***** Dataset records *****

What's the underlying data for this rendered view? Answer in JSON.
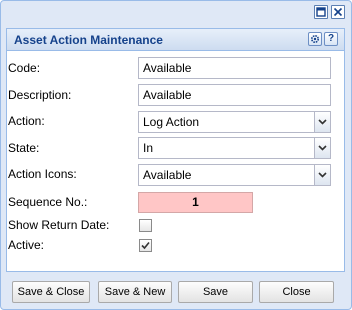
{
  "panel": {
    "title": "Asset Action Maintenance"
  },
  "form": {
    "code_label": "Code:",
    "code_value": "Available",
    "description_label": "Description:",
    "description_value": "Available",
    "action_label": "Action:",
    "action_value": "Log Action",
    "state_label": "State:",
    "state_value": "In",
    "action_icons_label": "Action Icons:",
    "action_icons_value": "Available",
    "sequence_label": "Sequence No.:",
    "sequence_value": "1",
    "show_return_date_label": "Show Return Date:",
    "show_return_date_checked": false,
    "active_label": "Active:",
    "active_checked": true
  },
  "buttons": {
    "save_close": "Save & Close",
    "save_new": "Save & New",
    "save": "Save",
    "close": "Close"
  },
  "colors": {
    "window_bg": "#dfe8f6",
    "border": "#99bbe8",
    "title_text": "#15428b",
    "required_field_bg": "#ffc6c6"
  },
  "icons": {
    "maximize": "maximize-icon",
    "close": "close-icon",
    "gear": "gear-icon",
    "help": "help-icon",
    "dropdown": "chevron-down-icon",
    "checkmark": "checkmark-icon"
  }
}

*****

Request:
Reproduce the listing above exactly, excluding all pictures.

Reply to the task:
What's the underlying data for this rendered view? Answer in JSON.
{
  "panel": {
    "title": "Asset Action Maintenance"
  },
  "form": {
    "code_label": "Code:",
    "code_value": "Available",
    "description_label": "Description:",
    "description_value": "Available",
    "action_label": "Action:",
    "action_value": "Log Action",
    "state_label": "State:",
    "state_value": "In",
    "action_icons_label": "Action Icons:",
    "action_icons_value": "Available",
    "sequence_label": "Sequence No.:",
    "sequence_value": "1",
    "show_return_date_label": "Show Return Date:",
    "show_return_date_checked": false,
    "active_label": "Active:",
    "active_checked": true
  },
  "buttons": {
    "save_close": "Save & Close",
    "save_new": "Save & New",
    "save": "Save",
    "close": "Close"
  },
  "colors": {
    "window_bg": "#dfe8f6",
    "border": "#99bbe8",
    "title_text": "#15428b",
    "required_field_bg": "#ffc6c6"
  },
  "icons": {
    "maximize": "maximize-icon",
    "close": "close-icon",
    "gear": "gear-icon",
    "help": "help-icon",
    "dropdown": "chevron-down-icon",
    "checkmark": "checkmark-icon"
  }
}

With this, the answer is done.